— Begin —

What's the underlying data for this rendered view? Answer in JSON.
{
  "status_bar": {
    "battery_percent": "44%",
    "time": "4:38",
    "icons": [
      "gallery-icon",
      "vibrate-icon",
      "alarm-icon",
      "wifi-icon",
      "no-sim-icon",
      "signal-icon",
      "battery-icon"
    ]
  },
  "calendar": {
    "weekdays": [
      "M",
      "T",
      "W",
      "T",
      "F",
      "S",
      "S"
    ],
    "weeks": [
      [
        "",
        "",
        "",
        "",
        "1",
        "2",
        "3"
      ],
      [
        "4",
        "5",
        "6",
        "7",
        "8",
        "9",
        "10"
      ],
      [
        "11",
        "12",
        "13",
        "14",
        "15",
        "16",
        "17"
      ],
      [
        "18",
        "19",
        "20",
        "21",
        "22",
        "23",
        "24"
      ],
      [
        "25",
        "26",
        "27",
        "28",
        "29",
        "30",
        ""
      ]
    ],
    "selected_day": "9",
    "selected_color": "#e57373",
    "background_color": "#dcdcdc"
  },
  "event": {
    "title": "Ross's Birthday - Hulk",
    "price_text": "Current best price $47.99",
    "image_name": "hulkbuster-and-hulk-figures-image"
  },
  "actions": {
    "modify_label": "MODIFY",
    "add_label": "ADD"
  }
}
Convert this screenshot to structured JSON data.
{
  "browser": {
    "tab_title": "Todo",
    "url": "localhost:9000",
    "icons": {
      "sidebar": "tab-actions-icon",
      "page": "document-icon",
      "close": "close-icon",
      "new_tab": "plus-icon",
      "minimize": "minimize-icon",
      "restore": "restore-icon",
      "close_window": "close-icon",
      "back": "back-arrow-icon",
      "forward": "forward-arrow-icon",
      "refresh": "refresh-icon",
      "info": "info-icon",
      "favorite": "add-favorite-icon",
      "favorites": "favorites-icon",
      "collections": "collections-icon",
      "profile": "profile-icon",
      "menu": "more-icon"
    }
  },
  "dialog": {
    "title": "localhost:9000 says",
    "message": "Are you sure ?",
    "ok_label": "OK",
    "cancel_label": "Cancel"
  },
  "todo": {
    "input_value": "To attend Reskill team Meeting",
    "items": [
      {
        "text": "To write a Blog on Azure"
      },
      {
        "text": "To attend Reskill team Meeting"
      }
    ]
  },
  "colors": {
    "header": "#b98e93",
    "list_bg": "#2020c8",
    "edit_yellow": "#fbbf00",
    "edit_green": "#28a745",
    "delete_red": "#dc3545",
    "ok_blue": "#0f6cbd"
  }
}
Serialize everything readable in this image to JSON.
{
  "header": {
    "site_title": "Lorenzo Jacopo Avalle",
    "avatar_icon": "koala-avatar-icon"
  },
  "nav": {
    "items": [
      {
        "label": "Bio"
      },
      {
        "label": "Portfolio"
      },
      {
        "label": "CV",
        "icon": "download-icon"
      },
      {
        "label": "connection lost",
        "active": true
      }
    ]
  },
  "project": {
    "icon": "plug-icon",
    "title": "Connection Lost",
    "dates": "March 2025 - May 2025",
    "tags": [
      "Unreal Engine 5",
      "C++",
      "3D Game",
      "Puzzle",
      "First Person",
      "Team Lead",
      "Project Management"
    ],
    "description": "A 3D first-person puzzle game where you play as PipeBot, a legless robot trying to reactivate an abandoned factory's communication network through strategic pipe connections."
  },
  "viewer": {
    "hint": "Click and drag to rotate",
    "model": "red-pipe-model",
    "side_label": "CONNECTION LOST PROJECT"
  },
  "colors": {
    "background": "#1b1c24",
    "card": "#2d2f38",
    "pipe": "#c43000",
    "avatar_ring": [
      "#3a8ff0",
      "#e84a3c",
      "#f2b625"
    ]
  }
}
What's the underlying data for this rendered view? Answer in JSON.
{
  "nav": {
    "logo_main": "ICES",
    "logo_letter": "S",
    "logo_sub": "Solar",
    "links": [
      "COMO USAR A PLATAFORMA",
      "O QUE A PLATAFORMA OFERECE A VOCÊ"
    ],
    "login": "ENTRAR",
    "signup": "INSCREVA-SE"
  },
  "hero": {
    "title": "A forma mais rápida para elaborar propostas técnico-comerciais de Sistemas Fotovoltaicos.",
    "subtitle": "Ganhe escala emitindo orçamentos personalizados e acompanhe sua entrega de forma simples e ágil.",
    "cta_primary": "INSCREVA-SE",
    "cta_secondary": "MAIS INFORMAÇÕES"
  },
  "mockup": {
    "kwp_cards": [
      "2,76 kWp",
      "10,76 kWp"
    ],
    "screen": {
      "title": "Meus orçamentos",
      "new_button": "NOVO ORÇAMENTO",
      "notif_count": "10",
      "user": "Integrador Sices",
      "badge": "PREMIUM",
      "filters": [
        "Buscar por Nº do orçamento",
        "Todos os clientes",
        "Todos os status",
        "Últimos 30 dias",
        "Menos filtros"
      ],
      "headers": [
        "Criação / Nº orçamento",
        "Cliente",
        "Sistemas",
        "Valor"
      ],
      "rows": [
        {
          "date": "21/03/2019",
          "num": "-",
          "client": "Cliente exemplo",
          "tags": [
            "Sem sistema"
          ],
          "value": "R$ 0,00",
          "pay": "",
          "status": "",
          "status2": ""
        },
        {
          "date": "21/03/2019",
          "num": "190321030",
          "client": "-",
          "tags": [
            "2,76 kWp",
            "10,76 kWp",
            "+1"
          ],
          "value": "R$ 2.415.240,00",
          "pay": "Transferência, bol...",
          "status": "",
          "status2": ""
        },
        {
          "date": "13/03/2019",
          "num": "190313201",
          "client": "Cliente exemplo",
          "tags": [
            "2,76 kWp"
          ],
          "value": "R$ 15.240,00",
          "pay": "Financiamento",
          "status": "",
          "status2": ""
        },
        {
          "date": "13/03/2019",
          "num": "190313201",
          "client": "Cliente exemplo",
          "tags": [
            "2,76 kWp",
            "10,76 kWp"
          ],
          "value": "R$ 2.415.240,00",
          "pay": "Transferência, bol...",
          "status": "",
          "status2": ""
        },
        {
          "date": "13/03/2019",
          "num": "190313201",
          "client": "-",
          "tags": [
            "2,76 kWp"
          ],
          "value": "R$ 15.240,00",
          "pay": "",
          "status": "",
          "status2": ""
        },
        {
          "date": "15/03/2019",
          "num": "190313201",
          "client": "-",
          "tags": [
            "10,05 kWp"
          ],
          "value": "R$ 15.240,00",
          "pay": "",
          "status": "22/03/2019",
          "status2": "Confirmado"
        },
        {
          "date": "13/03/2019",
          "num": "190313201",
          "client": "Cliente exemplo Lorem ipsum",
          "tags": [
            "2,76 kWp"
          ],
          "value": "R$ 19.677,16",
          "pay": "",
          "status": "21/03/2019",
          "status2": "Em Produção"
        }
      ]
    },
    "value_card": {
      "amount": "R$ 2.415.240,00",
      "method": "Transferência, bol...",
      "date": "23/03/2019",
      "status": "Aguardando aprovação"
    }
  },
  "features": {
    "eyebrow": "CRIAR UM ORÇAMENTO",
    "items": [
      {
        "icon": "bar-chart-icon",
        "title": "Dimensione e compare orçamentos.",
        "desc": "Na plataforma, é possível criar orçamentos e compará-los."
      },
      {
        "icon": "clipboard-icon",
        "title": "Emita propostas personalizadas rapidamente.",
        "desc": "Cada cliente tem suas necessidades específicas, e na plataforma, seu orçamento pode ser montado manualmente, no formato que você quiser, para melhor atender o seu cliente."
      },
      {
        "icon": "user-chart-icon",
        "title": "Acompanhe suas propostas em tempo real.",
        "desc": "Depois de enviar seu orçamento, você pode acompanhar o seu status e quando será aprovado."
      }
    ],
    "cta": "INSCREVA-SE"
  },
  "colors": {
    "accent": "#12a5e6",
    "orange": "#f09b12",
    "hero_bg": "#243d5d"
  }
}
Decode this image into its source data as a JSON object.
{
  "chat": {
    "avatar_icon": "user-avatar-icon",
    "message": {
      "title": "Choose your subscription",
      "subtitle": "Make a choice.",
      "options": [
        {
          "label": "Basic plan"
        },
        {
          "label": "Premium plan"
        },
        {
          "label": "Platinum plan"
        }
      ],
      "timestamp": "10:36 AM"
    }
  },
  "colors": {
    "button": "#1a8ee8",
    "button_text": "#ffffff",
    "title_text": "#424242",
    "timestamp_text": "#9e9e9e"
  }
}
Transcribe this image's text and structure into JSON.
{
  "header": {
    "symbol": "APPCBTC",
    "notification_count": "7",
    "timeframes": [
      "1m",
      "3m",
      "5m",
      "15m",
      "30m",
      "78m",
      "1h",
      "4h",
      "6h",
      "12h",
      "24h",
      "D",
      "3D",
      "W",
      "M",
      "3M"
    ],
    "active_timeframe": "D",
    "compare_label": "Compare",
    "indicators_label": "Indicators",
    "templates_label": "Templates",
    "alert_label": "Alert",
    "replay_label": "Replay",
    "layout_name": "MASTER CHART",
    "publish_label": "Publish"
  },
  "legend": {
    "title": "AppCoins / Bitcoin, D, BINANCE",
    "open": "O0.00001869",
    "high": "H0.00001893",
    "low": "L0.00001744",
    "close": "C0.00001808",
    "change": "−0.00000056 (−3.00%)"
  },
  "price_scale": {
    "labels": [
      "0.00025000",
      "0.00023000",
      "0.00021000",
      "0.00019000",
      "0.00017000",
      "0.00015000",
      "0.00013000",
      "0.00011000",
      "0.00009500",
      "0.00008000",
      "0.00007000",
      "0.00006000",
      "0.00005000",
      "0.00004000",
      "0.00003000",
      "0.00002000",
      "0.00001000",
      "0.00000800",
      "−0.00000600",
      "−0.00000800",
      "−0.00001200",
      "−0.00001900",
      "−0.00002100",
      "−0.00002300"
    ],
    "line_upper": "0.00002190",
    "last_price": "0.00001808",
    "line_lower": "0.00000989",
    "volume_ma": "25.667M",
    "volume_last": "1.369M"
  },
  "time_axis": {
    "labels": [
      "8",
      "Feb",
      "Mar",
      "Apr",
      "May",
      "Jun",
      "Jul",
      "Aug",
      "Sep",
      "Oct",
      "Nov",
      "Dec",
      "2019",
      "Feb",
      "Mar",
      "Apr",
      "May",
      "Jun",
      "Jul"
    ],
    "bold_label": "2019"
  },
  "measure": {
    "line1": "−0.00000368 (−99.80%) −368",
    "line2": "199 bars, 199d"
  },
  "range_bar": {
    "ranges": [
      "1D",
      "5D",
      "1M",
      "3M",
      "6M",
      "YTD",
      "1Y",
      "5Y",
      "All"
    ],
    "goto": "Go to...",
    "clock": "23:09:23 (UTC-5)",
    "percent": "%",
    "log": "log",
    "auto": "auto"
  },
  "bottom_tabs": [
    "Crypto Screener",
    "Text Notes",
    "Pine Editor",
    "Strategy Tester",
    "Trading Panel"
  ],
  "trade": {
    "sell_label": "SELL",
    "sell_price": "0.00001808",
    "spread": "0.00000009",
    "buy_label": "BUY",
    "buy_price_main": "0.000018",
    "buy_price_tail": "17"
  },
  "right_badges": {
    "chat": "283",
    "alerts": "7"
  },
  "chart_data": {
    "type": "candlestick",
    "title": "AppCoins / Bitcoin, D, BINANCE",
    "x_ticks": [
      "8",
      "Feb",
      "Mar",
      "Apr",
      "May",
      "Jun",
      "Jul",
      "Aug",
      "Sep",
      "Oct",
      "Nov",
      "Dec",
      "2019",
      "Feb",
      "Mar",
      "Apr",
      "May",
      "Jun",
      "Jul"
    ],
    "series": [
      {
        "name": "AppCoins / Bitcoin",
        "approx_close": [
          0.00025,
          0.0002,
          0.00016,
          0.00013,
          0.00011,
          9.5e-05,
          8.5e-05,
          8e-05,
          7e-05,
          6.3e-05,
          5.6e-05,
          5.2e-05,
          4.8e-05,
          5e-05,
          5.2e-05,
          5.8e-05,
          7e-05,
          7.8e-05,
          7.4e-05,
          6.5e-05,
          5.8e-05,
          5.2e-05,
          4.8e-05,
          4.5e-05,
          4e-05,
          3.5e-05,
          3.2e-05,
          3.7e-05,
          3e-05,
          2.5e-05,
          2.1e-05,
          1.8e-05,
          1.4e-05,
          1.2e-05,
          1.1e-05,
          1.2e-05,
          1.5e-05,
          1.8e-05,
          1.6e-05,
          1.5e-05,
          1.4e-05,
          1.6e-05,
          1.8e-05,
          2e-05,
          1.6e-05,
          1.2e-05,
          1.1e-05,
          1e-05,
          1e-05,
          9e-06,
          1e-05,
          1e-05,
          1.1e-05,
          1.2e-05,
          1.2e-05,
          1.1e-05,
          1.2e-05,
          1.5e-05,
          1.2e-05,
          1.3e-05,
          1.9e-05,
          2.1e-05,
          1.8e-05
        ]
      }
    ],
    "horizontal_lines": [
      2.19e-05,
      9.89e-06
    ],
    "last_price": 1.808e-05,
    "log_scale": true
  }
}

— End —

Isolate the lines above that contain the word "subtitle" and copy them.

    "subtitle": "Ganhe escala emitindo orçamentos personalizados e acompanhe sua entrega de forma simples e ágil.",
      "subtitle": "Make a choice.",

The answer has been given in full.